# [AIM]
Change "schematic" to "diagram" in the rows below and give them again, with everything else unchanged.

# [EXTRACTED ENTRIES]

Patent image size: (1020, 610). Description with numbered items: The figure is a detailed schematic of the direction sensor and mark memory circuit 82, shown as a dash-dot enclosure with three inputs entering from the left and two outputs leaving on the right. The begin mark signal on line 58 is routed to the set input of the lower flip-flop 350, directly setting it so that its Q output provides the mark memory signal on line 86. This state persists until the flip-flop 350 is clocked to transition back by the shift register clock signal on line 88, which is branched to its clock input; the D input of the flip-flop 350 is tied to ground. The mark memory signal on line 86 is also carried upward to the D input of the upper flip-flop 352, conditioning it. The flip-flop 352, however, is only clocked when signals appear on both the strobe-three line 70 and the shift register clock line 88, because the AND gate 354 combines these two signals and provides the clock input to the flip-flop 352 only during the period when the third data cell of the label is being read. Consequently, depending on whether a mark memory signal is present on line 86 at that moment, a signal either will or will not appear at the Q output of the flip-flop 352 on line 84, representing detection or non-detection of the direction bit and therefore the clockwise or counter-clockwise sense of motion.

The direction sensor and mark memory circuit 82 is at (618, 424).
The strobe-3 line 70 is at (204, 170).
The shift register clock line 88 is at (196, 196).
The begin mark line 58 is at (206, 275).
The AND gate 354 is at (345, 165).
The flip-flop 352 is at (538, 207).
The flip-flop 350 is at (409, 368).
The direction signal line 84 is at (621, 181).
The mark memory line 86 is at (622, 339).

# [WORKED ANSWER]
Patent image size: (1020, 610). Description with numbered items: The figure is a detailed diagram of the direction sensor and mark memory circuit 82, shown as a dash-dot enclosure with three inputs entering from the left and two outputs leaving on the right. The begin mark signal on line 58 is routed to the set input of the lower flip-flop 350, directly setting it so that its Q output provides the mark memory signal on line 86. This state persists until the flip-flop 350 is clocked to transition back by the shift register clock signal on line 88, which is branched to its clock input; the D input of the flip-flop 350 is tied to ground. The mark memory signal on line 86 is also carried upward to the D input of the upper flip-flop 352, conditioning it. The flip-flop 352, however, is only clocked when signals appear on both the strobe-three line 70 and the shift register clock line 88, because the AND gate 354 combines these two signals and provides the clock input to the flip-flop 352 only during the period when the third data cell of the label is being read. Consequently, depending on whether a mark memory signal is present on line 86 at that moment, a signal either will or will not appear at the Q output of the flip-flop 352 on line 84, representing detection or non-detection of the direction bit and therefore the clockwise or counter-clockwise sense of motion.

The direction sensor and mark memory circuit 82 is at (618, 424).
The strobe-3 line 70 is at (204, 170).
The shift register clock line 88 is at (196, 196).
The begin mark line 58 is at (206, 275).
The AND gate 354 is at (345, 165).
The flip-flop 352 is at (538, 207).
The flip-flop 350 is at (409, 368).
The direction signal line 84 is at (621, 181).
The mark memory line 86 is at (622, 339).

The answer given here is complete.